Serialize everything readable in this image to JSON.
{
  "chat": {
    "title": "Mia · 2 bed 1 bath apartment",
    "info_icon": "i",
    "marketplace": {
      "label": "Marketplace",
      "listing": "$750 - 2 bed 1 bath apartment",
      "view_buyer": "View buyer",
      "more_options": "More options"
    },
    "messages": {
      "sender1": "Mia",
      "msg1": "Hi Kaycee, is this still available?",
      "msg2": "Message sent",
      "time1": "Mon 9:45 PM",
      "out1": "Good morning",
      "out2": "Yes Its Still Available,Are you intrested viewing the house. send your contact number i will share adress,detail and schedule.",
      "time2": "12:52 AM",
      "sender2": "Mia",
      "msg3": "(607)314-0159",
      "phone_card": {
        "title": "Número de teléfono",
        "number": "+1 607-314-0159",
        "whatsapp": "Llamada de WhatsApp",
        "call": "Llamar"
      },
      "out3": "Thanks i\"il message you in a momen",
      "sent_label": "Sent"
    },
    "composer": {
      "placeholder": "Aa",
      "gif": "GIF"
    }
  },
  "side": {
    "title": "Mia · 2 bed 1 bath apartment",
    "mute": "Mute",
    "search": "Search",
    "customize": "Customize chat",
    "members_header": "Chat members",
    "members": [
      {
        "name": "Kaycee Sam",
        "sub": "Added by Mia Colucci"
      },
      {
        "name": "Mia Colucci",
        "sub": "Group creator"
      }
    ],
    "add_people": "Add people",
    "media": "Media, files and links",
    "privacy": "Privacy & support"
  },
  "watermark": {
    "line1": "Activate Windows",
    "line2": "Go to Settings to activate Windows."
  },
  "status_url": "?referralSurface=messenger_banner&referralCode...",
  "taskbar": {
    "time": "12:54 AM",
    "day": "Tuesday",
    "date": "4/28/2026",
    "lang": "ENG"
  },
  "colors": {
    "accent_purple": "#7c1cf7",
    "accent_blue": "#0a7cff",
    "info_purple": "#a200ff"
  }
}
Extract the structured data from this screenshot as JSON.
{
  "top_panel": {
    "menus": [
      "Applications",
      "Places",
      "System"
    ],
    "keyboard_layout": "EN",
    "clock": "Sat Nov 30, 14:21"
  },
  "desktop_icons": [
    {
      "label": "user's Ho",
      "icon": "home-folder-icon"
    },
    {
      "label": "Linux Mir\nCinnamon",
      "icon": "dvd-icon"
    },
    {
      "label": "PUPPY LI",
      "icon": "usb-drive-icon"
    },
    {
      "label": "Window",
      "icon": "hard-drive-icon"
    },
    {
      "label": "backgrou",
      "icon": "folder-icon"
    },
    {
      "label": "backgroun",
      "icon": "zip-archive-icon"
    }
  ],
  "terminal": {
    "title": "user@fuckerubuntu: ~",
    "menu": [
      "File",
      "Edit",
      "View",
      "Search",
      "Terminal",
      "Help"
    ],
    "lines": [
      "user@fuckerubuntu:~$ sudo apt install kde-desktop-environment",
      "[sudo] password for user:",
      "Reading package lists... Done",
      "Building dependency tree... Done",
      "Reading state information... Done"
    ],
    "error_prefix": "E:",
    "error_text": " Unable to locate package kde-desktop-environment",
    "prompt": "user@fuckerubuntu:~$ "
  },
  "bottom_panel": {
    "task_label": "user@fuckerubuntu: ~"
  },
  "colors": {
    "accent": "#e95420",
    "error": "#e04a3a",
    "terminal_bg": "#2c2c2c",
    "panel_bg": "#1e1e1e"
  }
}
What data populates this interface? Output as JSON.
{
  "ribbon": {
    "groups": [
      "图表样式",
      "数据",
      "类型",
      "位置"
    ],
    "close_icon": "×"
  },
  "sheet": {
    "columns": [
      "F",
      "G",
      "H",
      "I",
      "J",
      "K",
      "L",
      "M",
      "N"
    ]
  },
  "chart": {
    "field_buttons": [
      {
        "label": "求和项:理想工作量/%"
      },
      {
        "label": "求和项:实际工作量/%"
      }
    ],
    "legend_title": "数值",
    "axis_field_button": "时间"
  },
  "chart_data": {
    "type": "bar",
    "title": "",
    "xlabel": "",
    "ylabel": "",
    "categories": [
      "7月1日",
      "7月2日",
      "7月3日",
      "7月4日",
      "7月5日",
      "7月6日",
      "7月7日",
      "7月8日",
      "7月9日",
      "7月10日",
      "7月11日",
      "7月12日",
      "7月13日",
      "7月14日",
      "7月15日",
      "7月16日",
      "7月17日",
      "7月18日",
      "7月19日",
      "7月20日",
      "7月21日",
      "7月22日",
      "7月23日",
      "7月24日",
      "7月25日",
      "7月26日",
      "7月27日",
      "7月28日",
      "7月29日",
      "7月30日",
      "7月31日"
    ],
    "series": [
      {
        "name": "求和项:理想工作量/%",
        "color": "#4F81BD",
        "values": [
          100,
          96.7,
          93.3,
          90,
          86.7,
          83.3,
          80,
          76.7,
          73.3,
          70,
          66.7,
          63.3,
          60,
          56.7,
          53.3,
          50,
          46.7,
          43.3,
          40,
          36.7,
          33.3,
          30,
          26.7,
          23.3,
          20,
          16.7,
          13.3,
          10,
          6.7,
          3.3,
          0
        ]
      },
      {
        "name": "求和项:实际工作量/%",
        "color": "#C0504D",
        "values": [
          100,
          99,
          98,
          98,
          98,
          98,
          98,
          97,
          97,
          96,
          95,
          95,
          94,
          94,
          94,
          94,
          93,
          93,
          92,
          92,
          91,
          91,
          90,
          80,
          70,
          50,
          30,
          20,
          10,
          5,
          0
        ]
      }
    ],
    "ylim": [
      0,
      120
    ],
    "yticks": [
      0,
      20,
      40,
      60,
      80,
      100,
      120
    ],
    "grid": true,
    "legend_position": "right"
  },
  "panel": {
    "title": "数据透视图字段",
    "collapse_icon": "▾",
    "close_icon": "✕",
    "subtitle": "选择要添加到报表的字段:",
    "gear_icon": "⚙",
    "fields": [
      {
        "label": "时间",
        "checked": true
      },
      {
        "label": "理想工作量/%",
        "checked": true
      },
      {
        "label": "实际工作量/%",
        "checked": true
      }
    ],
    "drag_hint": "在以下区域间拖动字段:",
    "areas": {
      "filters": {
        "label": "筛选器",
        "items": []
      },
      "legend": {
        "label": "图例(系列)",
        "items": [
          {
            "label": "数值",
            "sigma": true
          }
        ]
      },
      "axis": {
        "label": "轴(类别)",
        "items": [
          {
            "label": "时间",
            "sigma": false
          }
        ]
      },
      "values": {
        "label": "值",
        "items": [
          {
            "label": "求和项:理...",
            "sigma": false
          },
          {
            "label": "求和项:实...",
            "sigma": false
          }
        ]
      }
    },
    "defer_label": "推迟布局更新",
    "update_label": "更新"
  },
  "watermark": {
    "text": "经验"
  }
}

★ ★ ★ ★ ★ ★ ★

• _YOUR INSTRUCTIONS_:
Exactly as they are written, print the entries again.

• _SOLUTION TO THIS EXERCISE_:
Serialize everything readable in this image to JSON.
{
  "chat": {
    "title": "Mia · 2 bed 1 bath apartment",
    "info_icon": "i",
    "marketplace": {
      "label": "Marketplace",
      "listing": "$750 - 2 bed 1 bath apartment",
      "view_buyer": "View buyer",
      "more_options": "More options"
    },
    "messages": {
      "sender1": "Mia",
      "msg1": "Hi Kaycee, is this still available?",
      "msg2": "Message sent",
      "time1": "Mon 9:45 PM",
      "out1": "Good morning",
      "out2": "Yes Its Still Available,Are you intrested viewing the house. send your contact number i will share adress,detail and schedule.",
      "time2": "12:52 AM",
      "sender2": "Mia",
      "msg3": "(607)314-0159",
      "phone_card": {
        "title": "Número de teléfono",
        "number": "+1 607-314-0159",
        "whatsapp": "Llamada de WhatsApp",
        "call": "Llamar"
      },
      "out3": "Thanks i\"il message you in a momen",
      "sent_label": "Sent"
    },
    "composer": {
      "placeholder": "Aa",
      "gif": "GIF"
    }
  },
  "side": {
    "title": "Mia · 2 bed 1 bath apartment",
    "mute": "Mute",
    "search": "Search",
    "customize": "Customize chat",
    "members_header": "Chat members",
    "members": [
      {
        "name": "Kaycee Sam",
        "sub": "Added by Mia Colucci"
      },
      {
        "name": "Mia Colucci",
        "sub": "Group creator"
      }
    ],
    "add_people": "Add people",
    "media": "Media, files and links",
    "privacy": "Privacy & support"
  },
  "watermark": {
    "line1": "Activate Windows",
    "line2": "Go to Settings to activate Windows."
  },
  "status_url": "?referralSurface=messenger_banner&referralCode...",
  "taskbar": {
    "time": "12:54 AM",
    "day": "Tuesday",
    "date": "4/28/2026",
    "lang": "ENG"
  },
  "colors": {
    "accent_purple": "#7c1cf7",
    "accent_blue": "#0a7cff",
    "info_purple": "#a200ff"
  }
}
Extract the structured data from this screenshot as JSON.
{
  "top_panel": {
    "menus": [
      "Applications",
      "Places",
      "System"
    ],
    "keyboard_layout": "EN",
    "clock": "Sat Nov 30, 14:21"
  },
  "desktop_icons": [
    {
      "label": "user's Ho",
      "icon": "home-folder-icon"
    },
    {
      "label": "Linux Mir\nCinnamon",
      "icon": "dvd-icon"
    },
    {
      "label": "PUPPY LI",
      "icon": "usb-drive-icon"
    },
    {
      "label": "Window",
      "icon": "hard-drive-icon"
    },
    {
      "label": "backgrou",
      "icon": "folder-icon"
    },
    {
      "label": "backgroun",
      "icon": "zip-archive-icon"
    }
  ],
  "terminal": {
    "title": "user@fuckerubuntu: ~",
    "menu": [
      "File",
      "Edit",
      "View",
      "Search",
      "Terminal",
      "Help"
    ],
    "lines": [
      "user@fuckerubuntu:~$ sudo apt install kde-desktop-environment",
      "[sudo] password for user:",
      "Reading package lists... Done",
      "Building dependency tree... Done",
      "Reading state information... Done"
    ],
    "error_prefix": "E:",
    "error_text": " Unable to locate package kde-desktop-environment",
    "prompt": "user@fuckerubuntu:~$ "
  },
  "bottom_panel": {
    "task_label": "user@fuckerubuntu: ~"
  },
  "colors": {
    "accent": "#e95420",
    "error": "#e04a3a",
    "terminal_bg": "#2c2c2c",
    "panel_bg": "#1e1e1e"
  }
}
What data populates this interface? Output as JSON.
{
  "ribbon": {
    "groups": [
      "图表样式",
      "数据",
      "类型",
      "位置"
    ],
    "close_icon": "×"
  },
  "sheet": {
    "columns": [
      "F",
      "G",
      "H",
      "I",
      "J",
      "K",
      "L",
      "M",
      "N"
    ]
  },
  "chart": {
    "field_buttons": [
      {
        "label": "求和项:理想工作量/%"
      },
      {
        "label": "求和项:实际工作量/%"
      }
    ],
    "legend_title": "数值",
    "axis_field_button": "时间"
  },
  "chart_data": {
    "type": "bar",
    "title": "",
    "xlabel": "",
    "ylabel": "",
    "categories": [
      "7月1日",
      "7月2日",
      "7月3日",
      "7月4日",
      "7月5日",
      "7月6日",
      "7月7日",
      "7月8日",
      "7月9日",
      "7月10日",
      "7月11日",
      "7月12日",
      "7月13日",
      "7月14日",
      "7月15日",
      "7月16日",
      "7月17日",
      "7月18日",
      "7月19日",
      "7月20日",
      "7月21日",
      "7月22日",
      "7月23日",
      "7月24日",
      "7月25日",
      "7月26日",
      "7月27日",
      "7月28日",
      "7月29日",
      "7月30日",
      "7月31日"
    ],
    "series": [
      {
        "name": "求和项:理想工作量/%",
        "color": "#4F81BD",
        "values": [
          100,
          96.7,
          93.3,
          90,
          86.7,
          83.3,
          80,
          76.7,
          73.3,
          70,
          66.7,
          63.3,
          60,
          56.7,
          53.3,
          50,
          46.7,
          43.3,
          40,
          36.7,
          33.3,
          30,
          26.7,
          23.3,
          20,
          16.7,
          13.3,
          10,
          6.7,
          3.3,
          0
        ]
      },
      {
        "name": "求和项:实际工作量/%",
        "color": "#C0504D",
        "values": [
          100,
          99,
          98,
          98,
          98,
          98,
          98,
          97,
          97,
          96,
          95,
          95,
          94,
          94,
          94,
          94,
          93,
          93,
          92,
          92,
          91,
          91,
          90,
          80,
          70,
          50,
          30,
          20,
          10,
          5,
          0
        ]
      }
    ],
    "ylim": [
      0,
      120
    ],
    "yticks": [
      0,
      20,
      40,
      60,
      80,
      100,
      120
    ],
    "grid": true,
    "legend_position": "right"
  },
  "panel": {
    "title": "数据透视图字段",
    "collapse_icon": "▾",
    "close_icon": "✕",
    "subtitle": "选择要添加到报表的字段:",
    "gear_icon": "⚙",
    "fields": [
      {
        "label": "时间",
        "checked": true
      },
      {
        "label": "理想工作量/%",
        "checked": true
      },
      {
        "label": "实际工作量/%",
        "checked": true
      }
    ],
    "drag_hint": "在以下区域间拖动字段:",
    "areas": {
      "filters": {
        "label": "筛选器",
        "items": []
      },
      "legend": {
        "label": "图例(系列)",
        "items": [
          {
            "label": "数值",
            "sigma": true
          }
        ]
      },
      "axis": {
        "label": "轴(类别)",
        "items": [
          {
            "label": "时间",
            "sigma": false
          }
        ]
      },
      "values": {
        "label": "值",
        "items": [
          {
            "label": "求和项:理...",
            "sigma": false
          },
          {
            "label": "求和项:实...",
            "sigma": false
          }
        ]
      }
    },
    "defer_label": "推迟布局更新",
    "update_label": "更新"
  },
  "watermark": {
    "text": "经验"
  }
}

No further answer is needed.